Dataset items

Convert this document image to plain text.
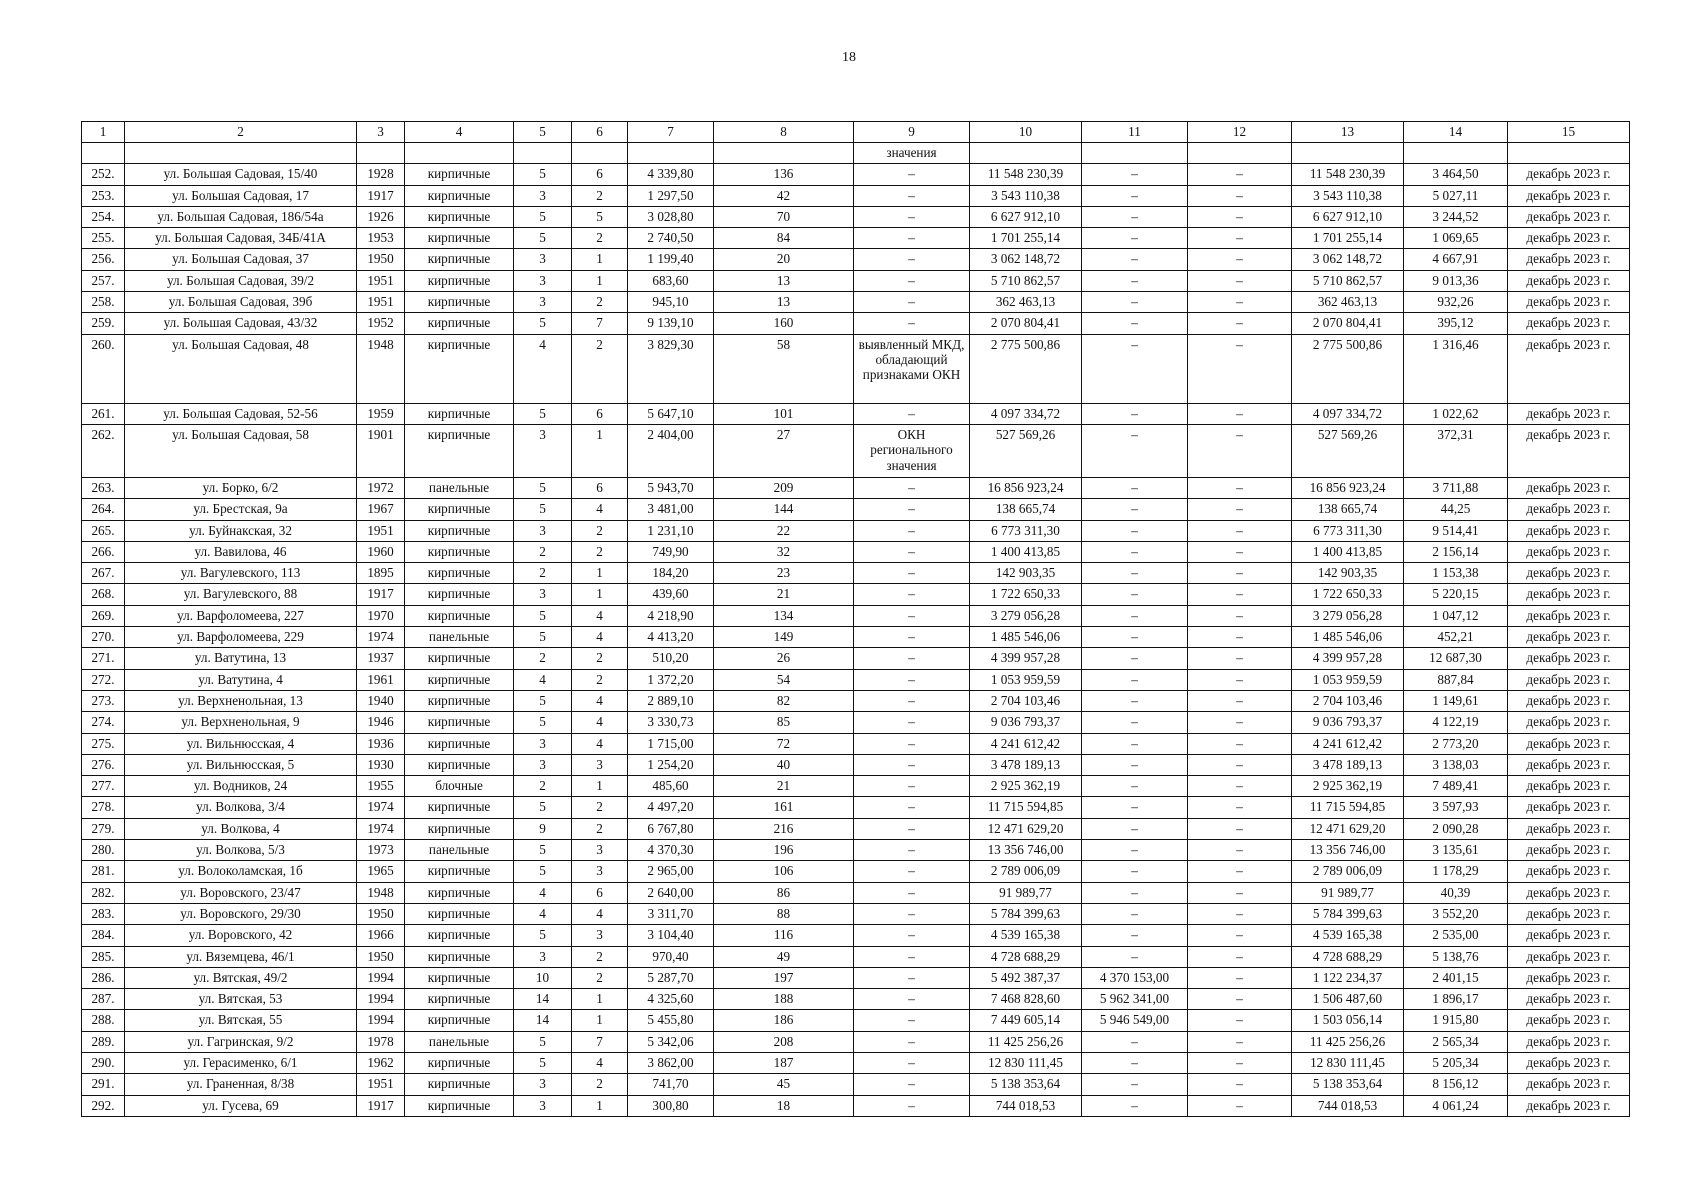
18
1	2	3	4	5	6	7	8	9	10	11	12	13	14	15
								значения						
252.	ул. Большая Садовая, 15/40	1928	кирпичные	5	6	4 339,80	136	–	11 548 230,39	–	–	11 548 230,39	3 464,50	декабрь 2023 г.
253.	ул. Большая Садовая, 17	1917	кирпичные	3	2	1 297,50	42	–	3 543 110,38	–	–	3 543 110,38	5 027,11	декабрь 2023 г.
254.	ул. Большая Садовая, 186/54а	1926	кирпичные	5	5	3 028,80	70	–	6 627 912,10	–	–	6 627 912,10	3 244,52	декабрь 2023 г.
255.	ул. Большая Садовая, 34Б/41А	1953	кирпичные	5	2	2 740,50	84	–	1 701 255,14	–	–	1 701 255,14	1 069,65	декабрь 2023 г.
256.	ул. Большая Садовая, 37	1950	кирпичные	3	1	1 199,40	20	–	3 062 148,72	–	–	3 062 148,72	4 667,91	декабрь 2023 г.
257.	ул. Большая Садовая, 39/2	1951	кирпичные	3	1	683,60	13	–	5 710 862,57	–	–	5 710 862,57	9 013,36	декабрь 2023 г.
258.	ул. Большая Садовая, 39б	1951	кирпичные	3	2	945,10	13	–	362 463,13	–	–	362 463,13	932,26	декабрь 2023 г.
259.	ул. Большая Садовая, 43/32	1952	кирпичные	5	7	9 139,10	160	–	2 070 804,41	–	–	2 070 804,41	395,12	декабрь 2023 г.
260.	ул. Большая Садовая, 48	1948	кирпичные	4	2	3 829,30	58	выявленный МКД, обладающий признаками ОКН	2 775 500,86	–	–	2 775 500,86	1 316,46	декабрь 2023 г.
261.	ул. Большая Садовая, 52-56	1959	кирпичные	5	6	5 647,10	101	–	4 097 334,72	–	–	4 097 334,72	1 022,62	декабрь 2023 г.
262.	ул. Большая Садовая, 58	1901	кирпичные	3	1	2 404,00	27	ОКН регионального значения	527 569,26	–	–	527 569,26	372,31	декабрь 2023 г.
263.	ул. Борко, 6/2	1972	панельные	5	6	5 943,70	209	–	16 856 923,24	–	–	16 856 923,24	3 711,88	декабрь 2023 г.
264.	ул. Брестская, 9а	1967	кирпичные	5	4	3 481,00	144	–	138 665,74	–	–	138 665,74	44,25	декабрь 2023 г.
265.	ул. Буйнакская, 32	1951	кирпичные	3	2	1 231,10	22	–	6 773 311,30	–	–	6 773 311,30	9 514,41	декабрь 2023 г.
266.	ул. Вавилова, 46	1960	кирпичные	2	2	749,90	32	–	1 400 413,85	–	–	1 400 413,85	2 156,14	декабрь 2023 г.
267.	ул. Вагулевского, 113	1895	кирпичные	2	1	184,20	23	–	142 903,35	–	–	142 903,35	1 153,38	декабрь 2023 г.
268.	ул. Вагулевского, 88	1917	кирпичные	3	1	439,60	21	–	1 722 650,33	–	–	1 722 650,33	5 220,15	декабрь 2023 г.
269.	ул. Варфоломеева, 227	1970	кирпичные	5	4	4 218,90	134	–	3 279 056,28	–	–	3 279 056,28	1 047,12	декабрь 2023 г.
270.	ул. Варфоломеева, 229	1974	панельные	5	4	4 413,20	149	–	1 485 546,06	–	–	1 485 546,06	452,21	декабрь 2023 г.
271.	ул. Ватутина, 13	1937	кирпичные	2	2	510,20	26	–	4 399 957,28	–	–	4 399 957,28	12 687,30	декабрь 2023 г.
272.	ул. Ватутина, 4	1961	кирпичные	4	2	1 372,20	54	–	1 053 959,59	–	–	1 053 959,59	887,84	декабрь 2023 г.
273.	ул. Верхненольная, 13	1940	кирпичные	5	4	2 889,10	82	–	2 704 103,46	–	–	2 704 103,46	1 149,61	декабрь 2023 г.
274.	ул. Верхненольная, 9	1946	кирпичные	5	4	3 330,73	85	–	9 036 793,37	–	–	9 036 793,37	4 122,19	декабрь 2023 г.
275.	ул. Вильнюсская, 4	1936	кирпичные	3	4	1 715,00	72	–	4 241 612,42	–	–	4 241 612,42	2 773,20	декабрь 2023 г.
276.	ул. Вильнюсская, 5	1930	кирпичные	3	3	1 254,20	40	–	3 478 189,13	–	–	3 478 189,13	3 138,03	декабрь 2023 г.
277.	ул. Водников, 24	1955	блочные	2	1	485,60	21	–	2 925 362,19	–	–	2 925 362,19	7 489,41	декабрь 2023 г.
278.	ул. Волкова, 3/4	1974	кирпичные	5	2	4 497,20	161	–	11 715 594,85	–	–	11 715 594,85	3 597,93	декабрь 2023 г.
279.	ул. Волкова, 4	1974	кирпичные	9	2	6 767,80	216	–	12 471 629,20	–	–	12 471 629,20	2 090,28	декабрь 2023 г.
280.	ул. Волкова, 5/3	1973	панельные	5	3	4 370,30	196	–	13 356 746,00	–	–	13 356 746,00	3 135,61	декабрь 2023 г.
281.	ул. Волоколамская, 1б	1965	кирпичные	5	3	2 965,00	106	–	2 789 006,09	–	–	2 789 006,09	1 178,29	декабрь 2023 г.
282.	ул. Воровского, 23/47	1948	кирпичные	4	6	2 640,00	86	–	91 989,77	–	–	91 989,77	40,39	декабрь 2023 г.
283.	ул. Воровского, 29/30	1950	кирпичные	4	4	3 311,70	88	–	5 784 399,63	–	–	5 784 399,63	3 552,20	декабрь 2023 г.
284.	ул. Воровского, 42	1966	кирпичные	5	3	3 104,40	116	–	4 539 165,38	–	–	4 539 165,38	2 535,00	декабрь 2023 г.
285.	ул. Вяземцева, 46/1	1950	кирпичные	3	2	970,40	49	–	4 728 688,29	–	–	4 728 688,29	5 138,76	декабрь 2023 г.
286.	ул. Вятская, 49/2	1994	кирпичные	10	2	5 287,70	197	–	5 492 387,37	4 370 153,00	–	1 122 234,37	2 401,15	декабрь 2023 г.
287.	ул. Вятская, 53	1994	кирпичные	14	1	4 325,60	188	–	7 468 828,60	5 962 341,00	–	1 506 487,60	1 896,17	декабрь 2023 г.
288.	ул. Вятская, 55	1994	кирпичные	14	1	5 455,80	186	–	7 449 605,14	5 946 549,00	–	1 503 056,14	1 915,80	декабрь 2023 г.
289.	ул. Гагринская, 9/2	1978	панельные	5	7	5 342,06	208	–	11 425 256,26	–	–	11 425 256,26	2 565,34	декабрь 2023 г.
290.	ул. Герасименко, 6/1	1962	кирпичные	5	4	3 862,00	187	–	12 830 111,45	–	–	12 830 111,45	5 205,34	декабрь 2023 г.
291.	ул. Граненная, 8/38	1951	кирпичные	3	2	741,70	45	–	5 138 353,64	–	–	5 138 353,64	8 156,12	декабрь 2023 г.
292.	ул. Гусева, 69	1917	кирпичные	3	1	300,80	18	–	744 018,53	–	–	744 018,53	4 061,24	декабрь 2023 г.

- **Exercise requirements**:
Leave the images out, please, and restate each line word for word.

- **Problem solution**:
Convert this document image to plain text.
18
1	2	3	4	5	6	7	8	9	10	11	12	13	14	15
								значения						
252.	ул. Большая Садовая, 15/40	1928	кирпичные	5	6	4 339,80	136	–	11 548 230,39	–	–	11 548 230,39	3 464,50	декабрь 2023 г.
253.	ул. Большая Садовая, 17	1917	кирпичные	3	2	1 297,50	42	–	3 543 110,38	–	–	3 543 110,38	5 027,11	декабрь 2023 г.
254.	ул. Большая Садовая, 186/54а	1926	кирпичные	5	5	3 028,80	70	–	6 627 912,10	–	–	6 627 912,10	3 244,52	декабрь 2023 г.
255.	ул. Большая Садовая, 34Б/41А	1953	кирпичные	5	2	2 740,50	84	–	1 701 255,14	–	–	1 701 255,14	1 069,65	декабрь 2023 г.
256.	ул. Большая Садовая, 37	1950	кирпичные	3	1	1 199,40	20	–	3 062 148,72	–	–	3 062 148,72	4 667,91	декабрь 2023 г.
257.	ул. Большая Садовая, 39/2	1951	кирпичные	3	1	683,60	13	–	5 710 862,57	–	–	5 710 862,57	9 013,36	декабрь 2023 г.
258.	ул. Большая Садовая, 39б	1951	кирпичные	3	2	945,10	13	–	362 463,13	–	–	362 463,13	932,26	декабрь 2023 г.
259.	ул. Большая Садовая, 43/32	1952	кирпичные	5	7	9 139,10	160	–	2 070 804,41	–	–	2 070 804,41	395,12	декабрь 2023 г.
260.	ул. Большая Садовая, 48	1948	кирпичные	4	2	3 829,30	58	выявленный МКД, обладающий признаками ОКН	2 775 500,86	–	–	2 775 500,86	1 316,46	декабрь 2023 г.
261.	ул. Большая Садовая, 52-56	1959	кирпичные	5	6	5 647,10	101	–	4 097 334,72	–	–	4 097 334,72	1 022,62	декабрь 2023 г.
262.	ул. Большая Садовая, 58	1901	кирпичные	3	1	2 404,00	27	ОКН регионального значения	527 569,26	–	–	527 569,26	372,31	декабрь 2023 г.
263.	ул. Борко, 6/2	1972	панельные	5	6	5 943,70	209	–	16 856 923,24	–	–	16 856 923,24	3 711,88	декабрь 2023 г.
264.	ул. Брестская, 9а	1967	кирпичные	5	4	3 481,00	144	–	138 665,74	–	–	138 665,74	44,25	декабрь 2023 г.
265.	ул. Буйнакская, 32	1951	кирпичные	3	2	1 231,10	22	–	6 773 311,30	–	–	6 773 311,30	9 514,41	декабрь 2023 г.
266.	ул. Вавилова, 46	1960	кирпичные	2	2	749,90	32	–	1 400 413,85	–	–	1 400 413,85	2 156,14	декабрь 2023 г.
267.	ул. Вагулевского, 113	1895	кирпичные	2	1	184,20	23	–	142 903,35	–	–	142 903,35	1 153,38	декабрь 2023 г.
268.	ул. Вагулевского, 88	1917	кирпичные	3	1	439,60	21	–	1 722 650,33	–	–	1 722 650,33	5 220,15	декабрь 2023 г.
269.	ул. Варфоломеева, 227	1970	кирпичные	5	4	4 218,90	134	–	3 279 056,28	–	–	3 279 056,28	1 047,12	декабрь 2023 г.
270.	ул. Варфоломеева, 229	1974	панельные	5	4	4 413,20	149	–	1 485 546,06	–	–	1 485 546,06	452,21	декабрь 2023 г.
271.	ул. Ватутина, 13	1937	кирпичные	2	2	510,20	26	–	4 399 957,28	–	–	4 399 957,28	12 687,30	декабрь 2023 г.
272.	ул. Ватутина, 4	1961	кирпичные	4	2	1 372,20	54	–	1 053 959,59	–	–	1 053 959,59	887,84	декабрь 2023 г.
273.	ул. Верхненольная, 13	1940	кирпичные	5	4	2 889,10	82	–	2 704 103,46	–	–	2 704 103,46	1 149,61	декабрь 2023 г.
274.	ул. Верхненольная, 9	1946	кирпичные	5	4	3 330,73	85	–	9 036 793,37	–	–	9 036 793,37	4 122,19	декабрь 2023 г.
275.	ул. Вильнюсская, 4	1936	кирпичные	3	4	1 715,00	72	–	4 241 612,42	–	–	4 241 612,42	2 773,20	декабрь 2023 г.
276.	ул. Вильнюсская, 5	1930	кирпичные	3	3	1 254,20	40	–	3 478 189,13	–	–	3 478 189,13	3 138,03	декабрь 2023 г.
277.	ул. Водников, 24	1955	блочные	2	1	485,60	21	–	2 925 362,19	–	–	2 925 362,19	7 489,41	декабрь 2023 г.
278.	ул. Волкова, 3/4	1974	кирпичные	5	2	4 497,20	161	–	11 715 594,85	–	–	11 715 594,85	3 597,93	декабрь 2023 г.
279.	ул. Волкова, 4	1974	кирпичные	9	2	6 767,80	216	–	12 471 629,20	–	–	12 471 629,20	2 090,28	декабрь 2023 г.
280.	ул. Волкова, 5/3	1973	панельные	5	3	4 370,30	196	–	13 356 746,00	–	–	13 356 746,00	3 135,61	декабрь 2023 г.
281.	ул. Волоколамская, 1б	1965	кирпичные	5	3	2 965,00	106	–	2 789 006,09	–	–	2 789 006,09	1 178,29	декабрь 2023 г.
282.	ул. Воровского, 23/47	1948	кирпичные	4	6	2 640,00	86	–	91 989,77	–	–	91 989,77	40,39	декабрь 2023 г.
283.	ул. Воровского, 29/30	1950	кирпичные	4	4	3 311,70	88	–	5 784 399,63	–	–	5 784 399,63	3 552,20	декабрь 2023 г.
284.	ул. Воровского, 42	1966	кирпичные	5	3	3 104,40	116	–	4 539 165,38	–	–	4 539 165,38	2 535,00	декабрь 2023 г.
285.	ул. Вяземцева, 46/1	1950	кирпичные	3	2	970,40	49	–	4 728 688,29	–	–	4 728 688,29	5 138,76	декабрь 2023 г.
286.	ул. Вятская, 49/2	1994	кирпичные	10	2	5 287,70	197	–	5 492 387,37	4 370 153,00	–	1 122 234,37	2 401,15	декабрь 2023 г.
287.	ул. Вятская, 53	1994	кирпичные	14	1	4 325,60	188	–	7 468 828,60	5 962 341,00	–	1 506 487,60	1 896,17	декабрь 2023 г.
288.	ул. Вятская, 55	1994	кирпичные	14	1	5 455,80	186	–	7 449 605,14	5 946 549,00	–	1 503 056,14	1 915,80	декабрь 2023 г.
289.	ул. Гагринская, 9/2	1978	панельные	5	7	5 342,06	208	–	11 425 256,26	–	–	11 425 256,26	2 565,34	декабрь 2023 г.
290.	ул. Герасименко, 6/1	1962	кирпичные	5	4	3 862,00	187	–	12 830 111,45	–	–	12 830 111,45	5 205,34	декабрь 2023 г.
291.	ул. Граненная, 8/38	1951	кирпичные	3	2	741,70	45	–	5 138 353,64	–	–	5 138 353,64	8 156,12	декабрь 2023 г.
292.	ул. Гусева, 69	1917	кирпичные	3	1	300,80	18	–	744 018,53	–	–	744 018,53	4 061,24	декабрь 2023 г.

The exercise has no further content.